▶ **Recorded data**
=-=-=-=-=

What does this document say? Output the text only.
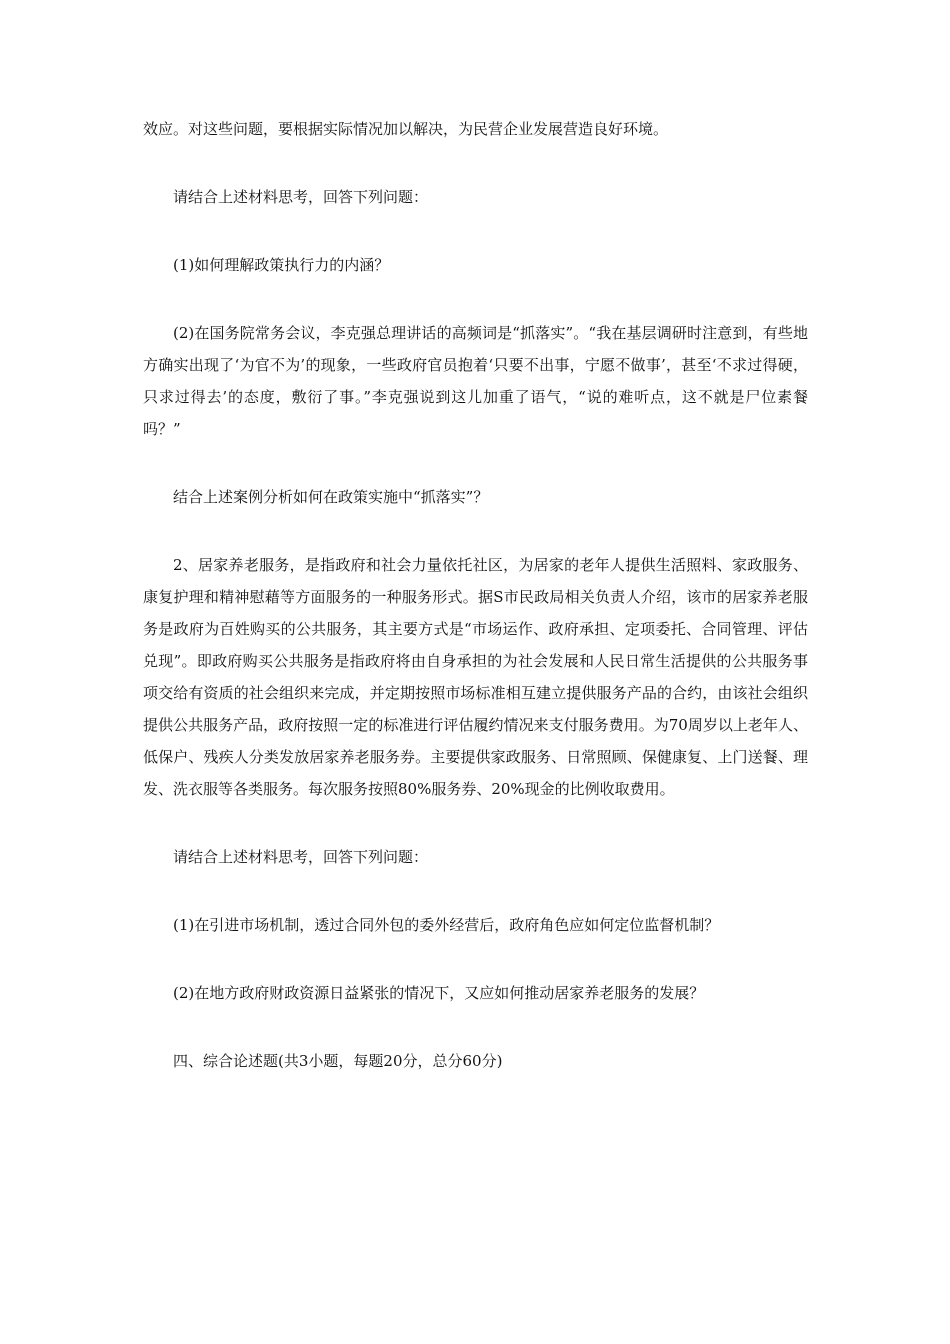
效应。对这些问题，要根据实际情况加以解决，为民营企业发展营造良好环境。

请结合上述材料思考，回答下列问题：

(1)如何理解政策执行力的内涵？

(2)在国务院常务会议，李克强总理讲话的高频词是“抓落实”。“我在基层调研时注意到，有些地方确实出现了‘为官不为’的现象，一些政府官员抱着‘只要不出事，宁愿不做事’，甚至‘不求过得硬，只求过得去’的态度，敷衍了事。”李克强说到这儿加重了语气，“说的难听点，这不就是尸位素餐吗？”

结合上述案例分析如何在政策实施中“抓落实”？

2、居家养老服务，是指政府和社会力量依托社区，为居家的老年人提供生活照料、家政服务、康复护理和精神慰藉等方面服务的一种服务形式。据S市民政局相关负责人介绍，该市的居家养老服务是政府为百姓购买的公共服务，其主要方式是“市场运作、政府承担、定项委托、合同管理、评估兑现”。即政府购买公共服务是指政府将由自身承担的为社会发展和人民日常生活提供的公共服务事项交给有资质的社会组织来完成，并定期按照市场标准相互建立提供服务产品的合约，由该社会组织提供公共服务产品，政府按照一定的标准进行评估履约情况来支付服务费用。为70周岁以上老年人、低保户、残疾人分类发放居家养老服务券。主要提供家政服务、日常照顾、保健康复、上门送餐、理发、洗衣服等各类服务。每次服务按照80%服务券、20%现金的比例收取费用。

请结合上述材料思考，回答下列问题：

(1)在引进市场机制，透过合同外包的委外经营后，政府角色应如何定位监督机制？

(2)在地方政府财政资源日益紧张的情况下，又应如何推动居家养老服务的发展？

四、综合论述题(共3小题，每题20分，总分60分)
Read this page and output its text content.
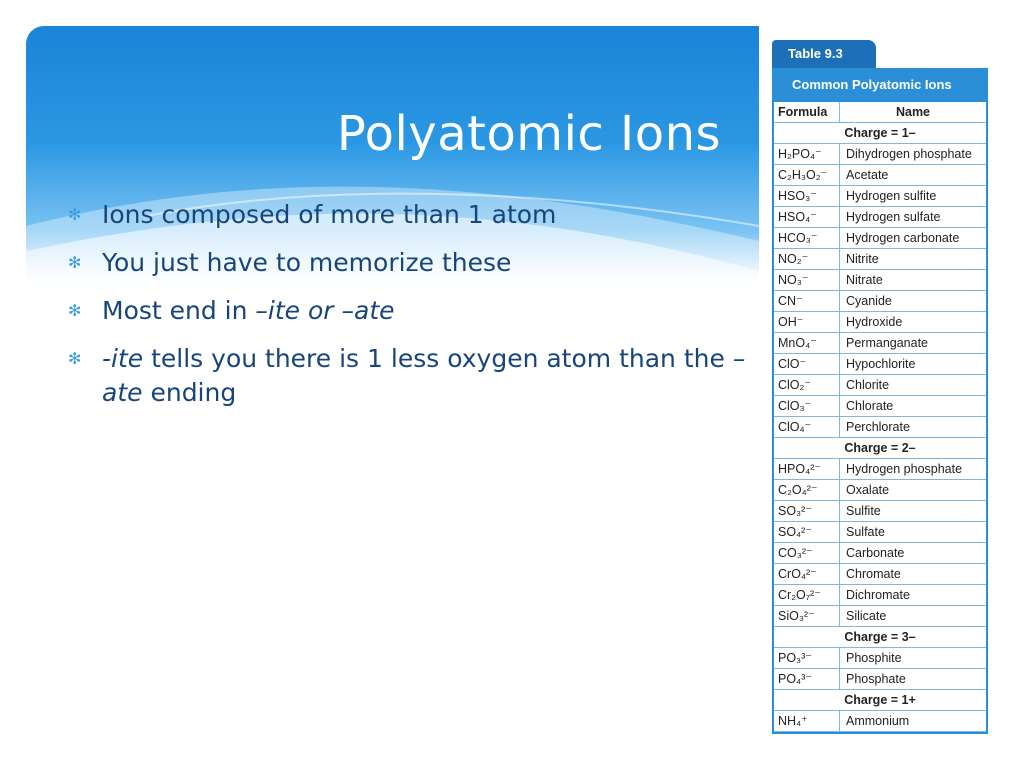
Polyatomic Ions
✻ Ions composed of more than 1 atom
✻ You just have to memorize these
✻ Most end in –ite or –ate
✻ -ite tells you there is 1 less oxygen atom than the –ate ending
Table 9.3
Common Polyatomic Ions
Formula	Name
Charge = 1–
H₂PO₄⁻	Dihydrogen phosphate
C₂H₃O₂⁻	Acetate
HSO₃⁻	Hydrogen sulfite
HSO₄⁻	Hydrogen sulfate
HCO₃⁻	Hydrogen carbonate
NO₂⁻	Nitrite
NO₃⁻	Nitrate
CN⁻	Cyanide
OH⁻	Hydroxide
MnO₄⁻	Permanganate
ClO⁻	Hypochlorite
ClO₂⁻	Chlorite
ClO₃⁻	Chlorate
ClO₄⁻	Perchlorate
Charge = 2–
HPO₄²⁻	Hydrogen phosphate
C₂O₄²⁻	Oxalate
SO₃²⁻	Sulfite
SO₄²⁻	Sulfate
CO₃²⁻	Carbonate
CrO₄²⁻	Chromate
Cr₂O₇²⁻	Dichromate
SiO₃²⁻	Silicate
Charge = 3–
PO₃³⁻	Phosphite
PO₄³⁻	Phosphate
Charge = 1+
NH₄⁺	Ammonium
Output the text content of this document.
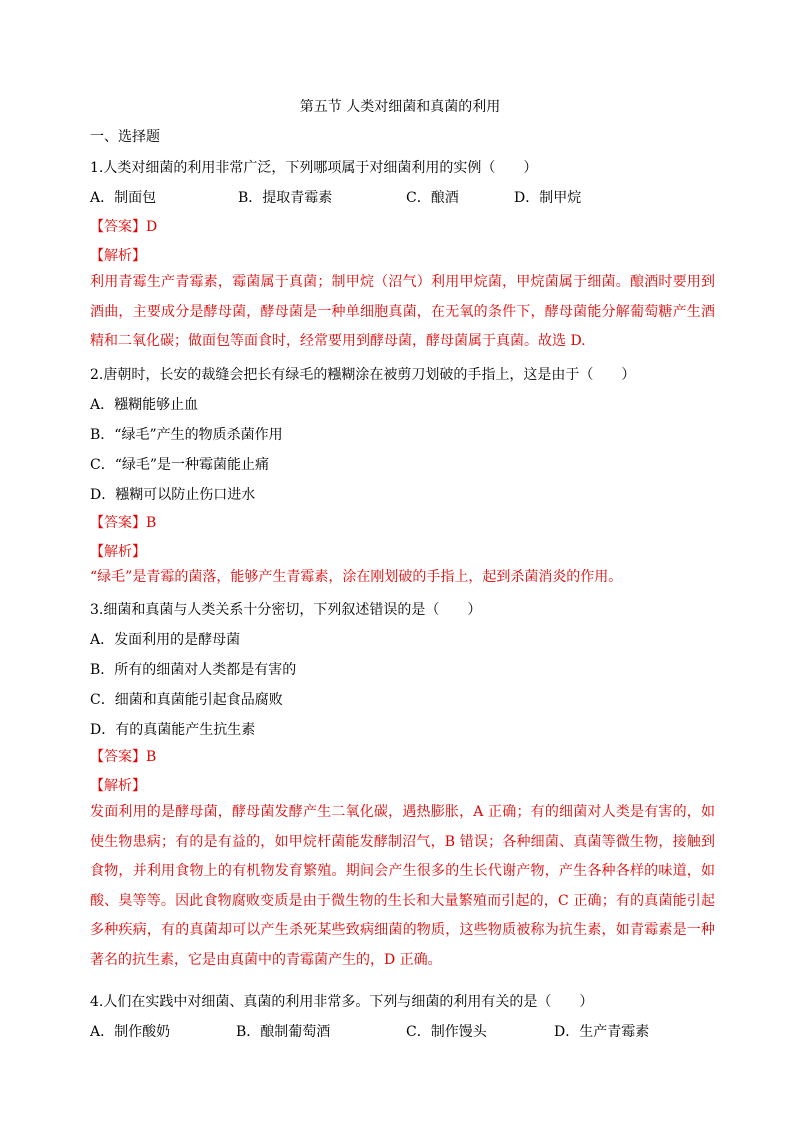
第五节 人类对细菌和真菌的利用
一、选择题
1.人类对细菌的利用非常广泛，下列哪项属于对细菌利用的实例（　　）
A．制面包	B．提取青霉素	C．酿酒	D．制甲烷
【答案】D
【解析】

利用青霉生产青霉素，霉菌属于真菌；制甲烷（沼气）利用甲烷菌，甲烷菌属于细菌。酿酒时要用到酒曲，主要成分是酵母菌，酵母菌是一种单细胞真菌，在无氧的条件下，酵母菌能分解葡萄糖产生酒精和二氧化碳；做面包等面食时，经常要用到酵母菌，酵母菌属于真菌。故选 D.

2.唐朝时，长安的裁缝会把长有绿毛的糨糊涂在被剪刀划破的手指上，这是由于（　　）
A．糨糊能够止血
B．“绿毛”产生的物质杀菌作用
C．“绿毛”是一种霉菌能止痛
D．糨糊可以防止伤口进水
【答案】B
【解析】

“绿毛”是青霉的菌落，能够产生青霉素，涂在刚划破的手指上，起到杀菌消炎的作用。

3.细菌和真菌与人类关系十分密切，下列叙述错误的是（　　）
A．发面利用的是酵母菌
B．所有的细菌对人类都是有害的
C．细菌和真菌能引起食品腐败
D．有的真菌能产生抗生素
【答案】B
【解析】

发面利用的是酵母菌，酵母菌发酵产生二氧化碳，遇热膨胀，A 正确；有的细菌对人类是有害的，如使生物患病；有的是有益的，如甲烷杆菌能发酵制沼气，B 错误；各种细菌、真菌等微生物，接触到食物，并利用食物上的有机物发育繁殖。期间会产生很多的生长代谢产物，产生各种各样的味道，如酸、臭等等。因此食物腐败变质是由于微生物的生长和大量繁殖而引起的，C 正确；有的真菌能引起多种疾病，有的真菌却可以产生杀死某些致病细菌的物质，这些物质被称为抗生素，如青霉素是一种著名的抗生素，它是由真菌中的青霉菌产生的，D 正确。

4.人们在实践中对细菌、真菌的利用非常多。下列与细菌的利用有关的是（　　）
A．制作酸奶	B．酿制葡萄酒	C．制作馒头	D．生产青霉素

=-=-=-=-=

▶ **Required task**
Go through the entries above and copy every line containing "this".

▶ **Result**
What does this document say? Output the text only.
Read this page and output its text content.
Output the text content of this document.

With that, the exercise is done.